■ What needs to be done ■
Reproduce all the material exactly, minus any pictures it holds.

[A block of data]

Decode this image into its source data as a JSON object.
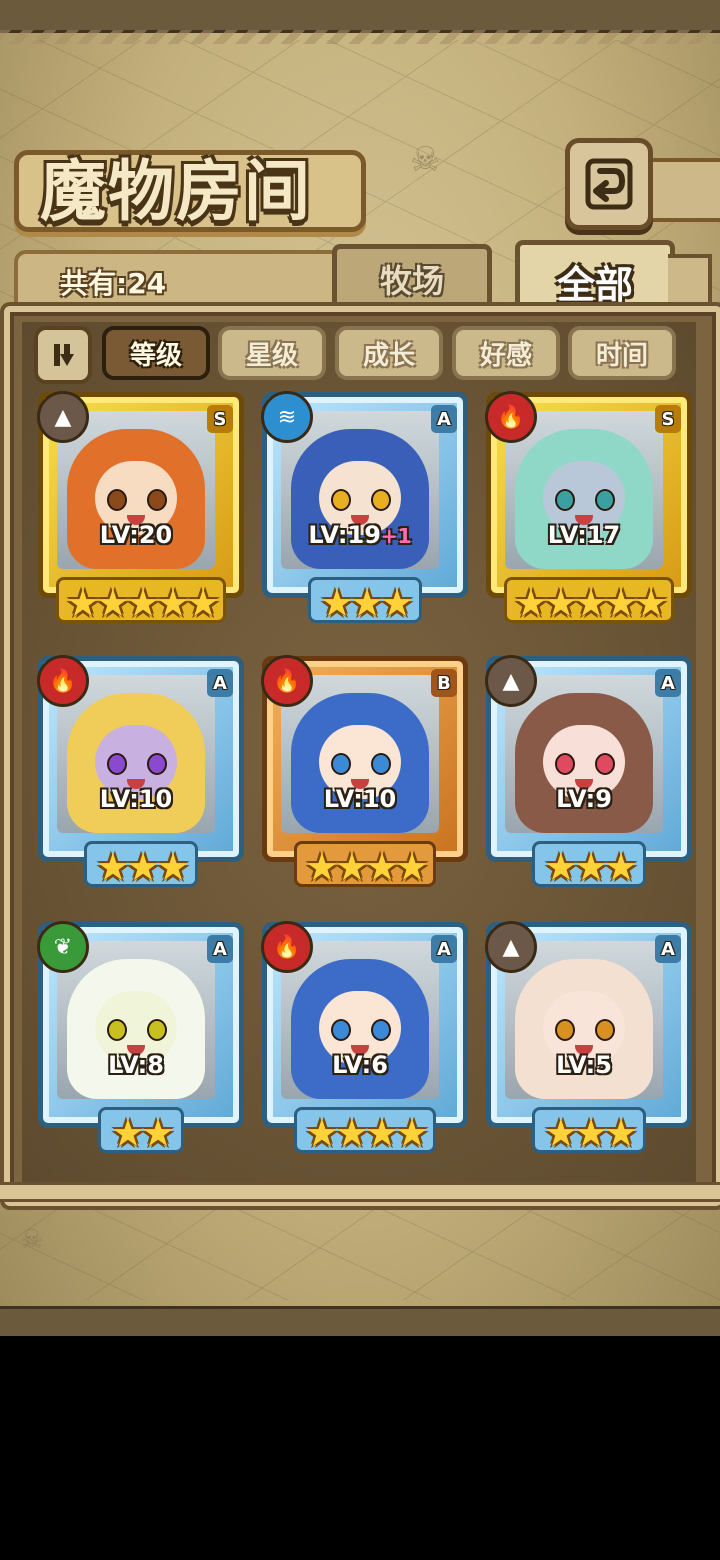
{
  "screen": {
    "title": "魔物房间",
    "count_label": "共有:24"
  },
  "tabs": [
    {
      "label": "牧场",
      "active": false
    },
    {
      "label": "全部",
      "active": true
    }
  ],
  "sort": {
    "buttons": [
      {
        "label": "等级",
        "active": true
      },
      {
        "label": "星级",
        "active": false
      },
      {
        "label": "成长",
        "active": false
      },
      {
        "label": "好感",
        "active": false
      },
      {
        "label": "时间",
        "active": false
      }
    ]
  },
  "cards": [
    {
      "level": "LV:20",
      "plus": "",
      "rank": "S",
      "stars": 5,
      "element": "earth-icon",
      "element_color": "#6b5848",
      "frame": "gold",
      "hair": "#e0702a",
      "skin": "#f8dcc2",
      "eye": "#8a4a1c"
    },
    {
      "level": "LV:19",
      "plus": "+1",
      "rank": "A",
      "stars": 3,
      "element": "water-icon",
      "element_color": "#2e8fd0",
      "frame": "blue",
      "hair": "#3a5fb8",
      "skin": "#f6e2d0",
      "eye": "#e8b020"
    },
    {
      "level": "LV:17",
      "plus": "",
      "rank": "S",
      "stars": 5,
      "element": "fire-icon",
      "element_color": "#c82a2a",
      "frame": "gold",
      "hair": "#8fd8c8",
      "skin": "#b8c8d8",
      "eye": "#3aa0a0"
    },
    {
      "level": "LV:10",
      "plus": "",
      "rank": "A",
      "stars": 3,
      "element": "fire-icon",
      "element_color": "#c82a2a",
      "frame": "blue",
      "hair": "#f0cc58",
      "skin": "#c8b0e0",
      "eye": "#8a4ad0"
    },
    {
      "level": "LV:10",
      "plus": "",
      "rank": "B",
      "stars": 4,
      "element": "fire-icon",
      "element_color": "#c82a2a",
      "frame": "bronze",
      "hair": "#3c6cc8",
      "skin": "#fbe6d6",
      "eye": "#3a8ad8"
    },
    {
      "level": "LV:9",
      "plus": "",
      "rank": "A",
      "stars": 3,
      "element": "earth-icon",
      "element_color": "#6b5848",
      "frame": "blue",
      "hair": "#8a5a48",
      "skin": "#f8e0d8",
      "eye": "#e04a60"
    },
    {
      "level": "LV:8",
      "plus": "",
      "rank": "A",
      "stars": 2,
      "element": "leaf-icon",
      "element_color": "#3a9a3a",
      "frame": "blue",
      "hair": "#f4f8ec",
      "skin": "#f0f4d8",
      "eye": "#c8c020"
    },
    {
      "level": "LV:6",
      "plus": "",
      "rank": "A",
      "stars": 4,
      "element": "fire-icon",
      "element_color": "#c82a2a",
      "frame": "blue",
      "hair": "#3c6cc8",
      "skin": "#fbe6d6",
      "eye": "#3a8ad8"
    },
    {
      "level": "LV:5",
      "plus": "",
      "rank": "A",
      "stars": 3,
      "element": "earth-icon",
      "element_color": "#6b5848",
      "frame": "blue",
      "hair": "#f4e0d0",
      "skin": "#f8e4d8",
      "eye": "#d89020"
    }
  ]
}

■ Task result ■
Decode this image into its source data as a JSON object.
{
  "screen": {
    "title": "魔物房间",
    "count_label": "共有:24"
  },
  "tabs": [
    {
      "label": "牧场",
      "active": false
    },
    {
      "label": "全部",
      "active": true
    }
  ],
  "sort": {
    "buttons": [
      {
        "label": "等级",
        "active": true
      },
      {
        "label": "星级",
        "active": false
      },
      {
        "label": "成长",
        "active": false
      },
      {
        "label": "好感",
        "active": false
      },
      {
        "label": "时间",
        "active": false
      }
    ]
  },
  "cards": [
    {
      "level": "LV:20",
      "plus": "",
      "rank": "S",
      "stars": 5,
      "element": "earth-icon",
      "element_color": "#6b5848",
      "frame": "gold",
      "hair": "#e0702a",
      "skin": "#f8dcc2",
      "eye": "#8a4a1c"
    },
    {
      "level": "LV:19",
      "plus": "+1",
      "rank": "A",
      "stars": 3,
      "element": "water-icon",
      "element_color": "#2e8fd0",
      "frame": "blue",
      "hair": "#3a5fb8",
      "skin": "#f6e2d0",
      "eye": "#e8b020"
    },
    {
      "level": "LV:17",
      "plus": "",
      "rank": "S",
      "stars": 5,
      "element": "fire-icon",
      "element_color": "#c82a2a",
      "frame": "gold",
      "hair": "#8fd8c8",
      "skin": "#b8c8d8",
      "eye": "#3aa0a0"
    },
    {
      "level": "LV:10",
      "plus": "",
      "rank": "A",
      "stars": 3,
      "element": "fire-icon",
      "element_color": "#c82a2a",
      "frame": "blue",
      "hair": "#f0cc58",
      "skin": "#c8b0e0",
      "eye": "#8a4ad0"
    },
    {
      "level": "LV:10",
      "plus": "",
      "rank": "B",
      "stars": 4,
      "element": "fire-icon",
      "element_color": "#c82a2a",
      "frame": "bronze",
      "hair": "#3c6cc8",
      "skin": "#fbe6d6",
      "eye": "#3a8ad8"
    },
    {
      "level": "LV:9",
      "plus": "",
      "rank": "A",
      "stars": 3,
      "element": "earth-icon",
      "element_color": "#6b5848",
      "frame": "blue",
      "hair": "#8a5a48",
      "skin": "#f8e0d8",
      "eye": "#e04a60"
    },
    {
      "level": "LV:8",
      "plus": "",
      "rank": "A",
      "stars": 2,
      "element": "leaf-icon",
      "element_color": "#3a9a3a",
      "frame": "blue",
      "hair": "#f4f8ec",
      "skin": "#f0f4d8",
      "eye": "#c8c020"
    },
    {
      "level": "LV:6",
      "plus": "",
      "rank": "A",
      "stars": 4,
      "element": "fire-icon",
      "element_color": "#c82a2a",
      "frame": "blue",
      "hair": "#3c6cc8",
      "skin": "#fbe6d6",
      "eye": "#3a8ad8"
    },
    {
      "level": "LV:5",
      "plus": "",
      "rank": "A",
      "stars": 3,
      "element": "earth-icon",
      "element_color": "#6b5848",
      "frame": "blue",
      "hair": "#f4e0d0",
      "skin": "#f8e4d8",
      "eye": "#d89020"
    }
  ]
}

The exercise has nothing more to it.